[[ SUPPLIED PASSAGE open ]]

The risk of residual cancer after cytoreductive surgery can be predicted by the volumetric parameters on 18F-FDG PET/CT. The presence of residual cancer after a debulking operation has already shown to be a more powerful prognostic determinant than stage in a recent meta-analysis study [31]. According to the results of our study, 39.2 % of patients with high TLG had residual cancer, while less than 10 % of patients with low TLG had residual cancer after surgery. Hence, patients with high TLG can be considered as having high risk of residual cancer and disease progression. In addition to detecting additional metastatic lesions, 18F-FDG PET/CT could give information on the risk of residual cancer after surgery, which has a potential impact on planning treatment modality and performing adjuvant treatment.

In the present study, we measured whole-body metabolic tumor burden in the primary tumor lesion and all metastatic lesions using a threshold of 40 % SUVmax. Most previous studies evaluated MTV based on the tumor volume of the primary lesion only. Recent studies have used MTV as a measure of whole-body metabolic tumor burden and evaluated its prognostic value [20, 23, 32, 33]. Still, there is no consensus on whether whole-body metabolic tumor burden has greater predictive value than primary tumor volume. However, it stands to reason that MTV measuring whole-body metabolic tumor burden would be appropriate for epithelial ovarian cancer because most of these cancers have extensive metastatic lesions in the peritoneum or pelvic cavity at the time of diagnosis and it is often difficult to differentiate the volume of the primary tumor from that of adjacent peritoneal metastatic lesions.

[[ SUPPLIED PASSAGE closed ]]
[[ ENTRIES PROVIDED open ]]

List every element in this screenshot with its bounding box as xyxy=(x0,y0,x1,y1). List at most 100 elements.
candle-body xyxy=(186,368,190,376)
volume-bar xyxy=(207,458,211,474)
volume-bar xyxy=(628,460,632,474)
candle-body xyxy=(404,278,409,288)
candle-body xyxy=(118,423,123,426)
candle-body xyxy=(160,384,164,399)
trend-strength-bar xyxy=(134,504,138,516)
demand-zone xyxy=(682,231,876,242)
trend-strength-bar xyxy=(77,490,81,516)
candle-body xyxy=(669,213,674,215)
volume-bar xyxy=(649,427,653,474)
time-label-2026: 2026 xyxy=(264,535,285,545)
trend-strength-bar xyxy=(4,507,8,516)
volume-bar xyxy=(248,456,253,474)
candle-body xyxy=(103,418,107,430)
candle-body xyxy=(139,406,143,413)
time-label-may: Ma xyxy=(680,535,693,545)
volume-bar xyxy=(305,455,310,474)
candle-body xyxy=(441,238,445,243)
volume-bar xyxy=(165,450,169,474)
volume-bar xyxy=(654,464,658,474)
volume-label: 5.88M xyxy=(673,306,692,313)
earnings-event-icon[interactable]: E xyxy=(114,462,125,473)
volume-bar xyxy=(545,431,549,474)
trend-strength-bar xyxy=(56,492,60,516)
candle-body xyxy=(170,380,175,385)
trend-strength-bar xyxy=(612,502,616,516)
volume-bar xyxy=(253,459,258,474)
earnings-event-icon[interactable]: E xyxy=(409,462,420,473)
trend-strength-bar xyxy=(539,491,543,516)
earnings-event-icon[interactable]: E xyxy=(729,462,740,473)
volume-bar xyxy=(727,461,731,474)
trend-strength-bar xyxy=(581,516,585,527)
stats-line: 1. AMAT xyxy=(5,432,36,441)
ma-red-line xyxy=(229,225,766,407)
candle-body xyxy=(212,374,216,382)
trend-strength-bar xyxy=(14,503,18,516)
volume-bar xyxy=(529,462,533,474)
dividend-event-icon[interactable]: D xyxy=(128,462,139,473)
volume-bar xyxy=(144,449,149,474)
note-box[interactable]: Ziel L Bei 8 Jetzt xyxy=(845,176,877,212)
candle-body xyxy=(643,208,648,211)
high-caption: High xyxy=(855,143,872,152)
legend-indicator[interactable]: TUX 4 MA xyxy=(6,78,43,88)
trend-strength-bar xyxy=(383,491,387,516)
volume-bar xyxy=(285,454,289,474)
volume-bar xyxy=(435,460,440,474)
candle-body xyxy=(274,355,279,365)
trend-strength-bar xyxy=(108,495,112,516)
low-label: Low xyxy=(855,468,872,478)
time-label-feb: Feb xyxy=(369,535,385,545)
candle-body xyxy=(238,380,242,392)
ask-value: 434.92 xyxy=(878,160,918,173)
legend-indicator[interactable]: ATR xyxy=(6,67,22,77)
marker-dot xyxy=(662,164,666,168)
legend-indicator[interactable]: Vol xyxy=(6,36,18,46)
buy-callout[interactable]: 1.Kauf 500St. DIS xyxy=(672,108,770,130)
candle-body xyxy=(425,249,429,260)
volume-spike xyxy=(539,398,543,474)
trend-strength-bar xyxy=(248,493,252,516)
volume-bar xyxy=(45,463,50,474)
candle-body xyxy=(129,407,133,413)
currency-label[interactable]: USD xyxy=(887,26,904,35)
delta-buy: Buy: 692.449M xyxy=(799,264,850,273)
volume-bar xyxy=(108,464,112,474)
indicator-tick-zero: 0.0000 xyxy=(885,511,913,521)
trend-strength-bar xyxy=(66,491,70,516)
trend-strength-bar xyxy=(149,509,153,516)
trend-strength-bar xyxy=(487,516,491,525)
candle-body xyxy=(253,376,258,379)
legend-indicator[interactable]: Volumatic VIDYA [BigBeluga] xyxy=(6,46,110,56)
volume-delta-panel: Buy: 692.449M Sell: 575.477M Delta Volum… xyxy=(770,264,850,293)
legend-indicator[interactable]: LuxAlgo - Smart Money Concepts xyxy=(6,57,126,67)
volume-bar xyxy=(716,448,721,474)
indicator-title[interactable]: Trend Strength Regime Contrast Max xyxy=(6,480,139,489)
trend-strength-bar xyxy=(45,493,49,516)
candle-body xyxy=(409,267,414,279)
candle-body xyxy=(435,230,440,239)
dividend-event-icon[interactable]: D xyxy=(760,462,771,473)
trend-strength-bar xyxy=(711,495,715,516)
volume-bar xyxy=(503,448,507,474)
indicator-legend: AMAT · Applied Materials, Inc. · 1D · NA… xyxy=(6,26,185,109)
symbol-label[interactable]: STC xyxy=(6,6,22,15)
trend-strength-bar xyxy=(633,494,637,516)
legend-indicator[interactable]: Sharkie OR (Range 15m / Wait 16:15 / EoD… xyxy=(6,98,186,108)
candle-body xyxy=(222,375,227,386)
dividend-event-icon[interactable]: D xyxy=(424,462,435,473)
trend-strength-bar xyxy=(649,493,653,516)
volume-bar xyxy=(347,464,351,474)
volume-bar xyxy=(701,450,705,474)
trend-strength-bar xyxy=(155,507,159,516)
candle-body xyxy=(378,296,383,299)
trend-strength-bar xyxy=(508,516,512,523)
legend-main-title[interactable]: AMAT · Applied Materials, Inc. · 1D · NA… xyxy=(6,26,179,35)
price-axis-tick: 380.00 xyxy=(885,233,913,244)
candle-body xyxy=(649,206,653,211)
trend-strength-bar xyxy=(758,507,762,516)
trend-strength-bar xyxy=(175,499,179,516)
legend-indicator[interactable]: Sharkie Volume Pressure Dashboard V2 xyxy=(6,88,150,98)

[[ ENTRIES PROVIDED closed ]]

## REQUIRED ACTION 1
List every reference number that appears in square brackets in the passage on 18F-FDG PET/CT in ovarian cancer, in order of appearance.
## REQUIRED ACTION 2
Extend the passage on 18F-FDG PET/CT in ovarian cancer, starting after its final sentence.

## WRITTEN ANSWER 1
31, 20, 23, 32, 33

## WRITTEN ANSWER 2
Previous studies evaluating MTV mostly used three methods for defining threshold SUV to delineate metabolic tumor: (1) using a fixed SUV threshold such as 2.5 [19, 34] or 3.0 [20], (2) using a fixed ratio such as 40 % [23, 25, 26] or 50 % [33] of SUVmax as a threshold, or (3) using a threshold SUV of the mediastinal background SUV plus two standard deviations [34, 35]. There is still no established method of defining threshold SUV for clinical use. In the present study, we used a threshold of 40 % of SUVmax to define MTV. Previous studies using a phantom have demonstrated that an SUV of 40-50 % of the maximum was appropriate for contouring the actual tumor volume [25, 26]. In addition, physiologic 18F-FDG uptake of SUV more than 2.5 or 3.0 in normal tissues of the abdomen does not allow the use of a fixed threshold of 2.5 or 3.0. Therefore, further studies comparing various methods for defining the threshold SUV are needed for standardization.

There are several limitations to the present study. First, because it was a single-center study with a retrospective design, selection bias was inherent and the general applicability of our study may therefore be limited. Second, a partial-volume effect may have affected the 18F-FDG in small lesions, especially in small peritoneal lesions, resulting in underestimation of MTV and TLG values. Lastly, because of the small number of enrolled patients, subgroup analysis according to histopathology could not be performed. Although serous, endometrioid, clear cell, and mucinous ovarian carcinomas are lumped together as epithelial ovarian cancers, in reality, they are clinically, morphologically, and molecularly distinct cancers that bear little resemblance to each other [36].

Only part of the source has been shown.